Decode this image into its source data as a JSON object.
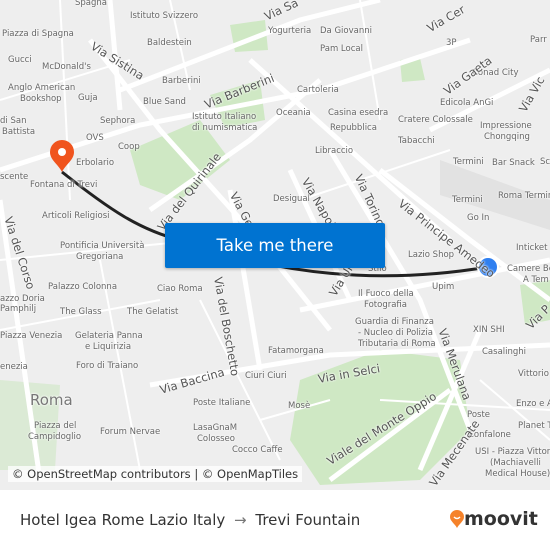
{
  "map": {
    "labels": [
      "Spagna",
      "Istituto Svizzero",
      "Piazza di Spagna",
      "Baldestein",
      "Gucci",
      "McDonald's",
      "Barberini",
      "Anglo American",
      "Bookshop",
      "Guja",
      "Blue Sand",
      "Sephora",
      "Istituto Italiano",
      "di numismatica",
      "di San",
      "Battista",
      "OVS",
      "Coop",
      "Erbolario",
      "Fontana di Trevi",
      "scente",
      "Articoli Religiosi",
      "Pontificia Università",
      "Gregoriana",
      "Palazzo Colonna",
      "Ciao Roma",
      "The Glass",
      "The Gelatist",
      "azzo Doria",
      "Pamphilj",
      "Piazza Venezia",
      "Gelateria Panna",
      "e Liquirizia",
      "enezia",
      "Foro di Traiano",
      "Piazza del",
      "Campidoglio",
      "Forum Nervae",
      "Poste Italiane",
      "LasaGnaM",
      "Colosseo",
      "Cocco Caffe",
      "Ciuri Ciuri",
      "Mosè",
      "Fatamorgana",
      "Guardia di Finanza",
      "- Nucleo di Polizia",
      "Tributaria di Roma",
      "Il Fuoco della",
      "Fotografia",
      "Upim",
      "Stilo",
      "Lazio Shop",
      "Go In",
      "Inticket",
      "Camere Be",
      "A Tem",
      "XIN SHI",
      "Casalinghi",
      "Vittorio",
      "Poste",
      "Enzo e A",
      "Confalone",
      "Planet T",
      "USI - Piazza Vittorio",
      "(Machiavelli",
      "Medical House)",
      "Desigual",
      "Libraccio",
      "Oceania",
      "Casina esedra",
      "Repubblica",
      "Cratere Colossale",
      "Tabacchi",
      "Termini",
      "Termini",
      "Bar Snack",
      "Roma Termini",
      "Impressione",
      "Chongqing",
      "Edicola AnGi",
      "Conad City",
      "3P",
      "Yogurteria",
      "Da Giovanni",
      "Pam Local",
      "Cartoleria",
      "Parr",
      "Sc"
    ],
    "streets": [
      "Via Sistina",
      "Via Barberini",
      "Via del Quirinale",
      "Via del Corso",
      "Via Gen",
      "Via del Boschetto",
      "Via Baccina",
      "Via in Selci",
      "Viale del Monte Oppio",
      "Via Mecenate",
      "Via Merulana",
      "Via Principe Amedeo",
      "Via Napoli",
      "Via Torino",
      "Via Gaeta",
      "Via Cer",
      "Via Vic",
      "Via Sa",
      "Via Ur",
      "Via P"
    ],
    "city": "Roma",
    "attribution": "© OpenStreetMap contributors | © OpenMapTiles",
    "route_color": "#222222",
    "origin_color": "#2f7ff0",
    "destination_color": "#f0541e"
  },
  "cta": {
    "label": "Take me there"
  },
  "footer": {
    "origin": "Hotel Igea Rome Lazio Italy",
    "destination": "Trevi Fountain",
    "arrow": "→",
    "logo": "moovit"
  }
}
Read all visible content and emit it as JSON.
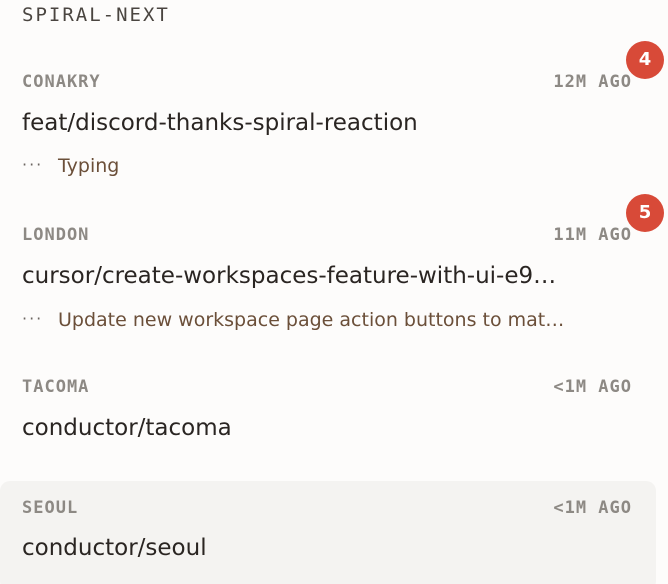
{
  "section": {
    "title": "SPIRAL-NEXT"
  },
  "workspaces": [
    {
      "location": "CONAKRY",
      "time": "12M AGO",
      "branch": "feat/discord-thanks-spiral-reaction",
      "status_icon": "typing-dots-icon",
      "status": "Typing",
      "badge": "4"
    },
    {
      "location": "LONDON",
      "time": "11M AGO",
      "branch": "cursor/create-workspaces-feature-with-ui-e9…",
      "status_icon": "typing-dots-icon",
      "status": "Update new workspace page action buttons to mat…",
      "badge": "5"
    },
    {
      "location": "TACOMA",
      "time": "<1M AGO",
      "branch": "conductor/tacoma"
    },
    {
      "location": "SEOUL",
      "time": "<1M AGO",
      "branch": "conductor/seoul",
      "selected": true
    }
  ],
  "colors": {
    "badge": "#d84a38",
    "selected_bg": "#f4f3f1",
    "status_text": "#6b4f39",
    "meta_text": "#8d8984"
  }
}
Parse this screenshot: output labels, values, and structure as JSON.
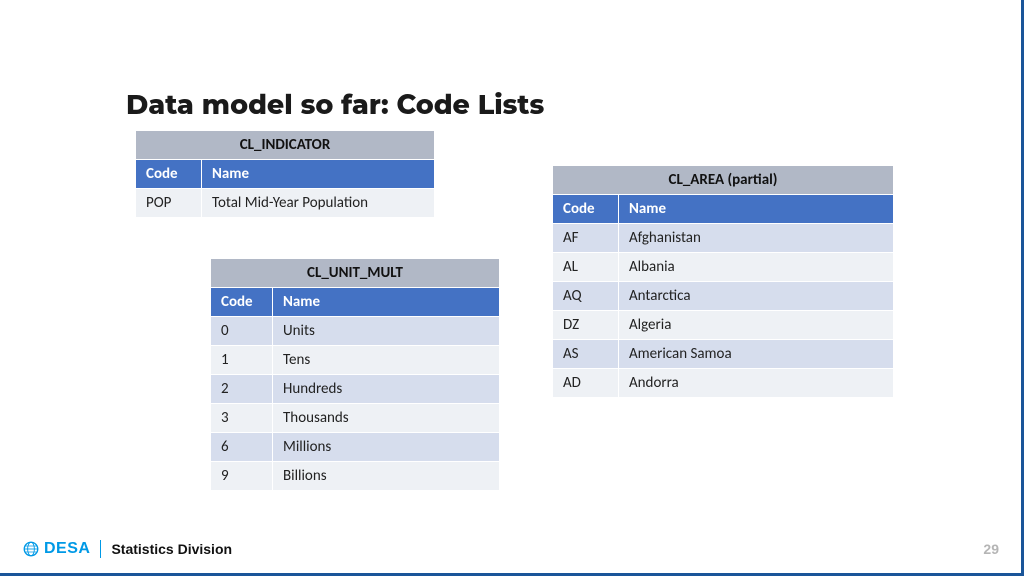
{
  "title": "Data model so far: Code Lists",
  "tables": {
    "indicator": {
      "caption": "CL_INDICATOR",
      "headers": {
        "code": "Code",
        "name": "Name"
      },
      "rows": [
        {
          "code": "POP",
          "name": "Total Mid-Year Population"
        }
      ]
    },
    "unit_mult": {
      "caption": "CL_UNIT_MULT",
      "headers": {
        "code": "Code",
        "name": "Name"
      },
      "rows": [
        {
          "code": "0",
          "name": "Units"
        },
        {
          "code": "1",
          "name": "Tens"
        },
        {
          "code": "2",
          "name": "Hundreds"
        },
        {
          "code": "3",
          "name": "Thousands"
        },
        {
          "code": "6",
          "name": "Millions"
        },
        {
          "code": "9",
          "name": "Billions"
        }
      ]
    },
    "area": {
      "caption": "CL_AREA (partial)",
      "headers": {
        "code": "Code",
        "name": "Name"
      },
      "rows": [
        {
          "code": "AF",
          "name": "Afghanistan"
        },
        {
          "code": "AL",
          "name": "Albania"
        },
        {
          "code": "AQ",
          "name": "Antarctica"
        },
        {
          "code": "DZ",
          "name": "Algeria"
        },
        {
          "code": "AS",
          "name": "American Samoa"
        },
        {
          "code": "AD",
          "name": "Andorra"
        }
      ]
    }
  },
  "footer": {
    "org": "DESA",
    "division": "Statistics Division",
    "page": "29"
  }
}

REQUIRED WORK: Find all lines holding the string "location" and copy them.

TASK SOLUTION:
      "location": "CONAKRY",
      "location": "LONDON",
      "location": "TACOMA",
      "location": "SEOUL",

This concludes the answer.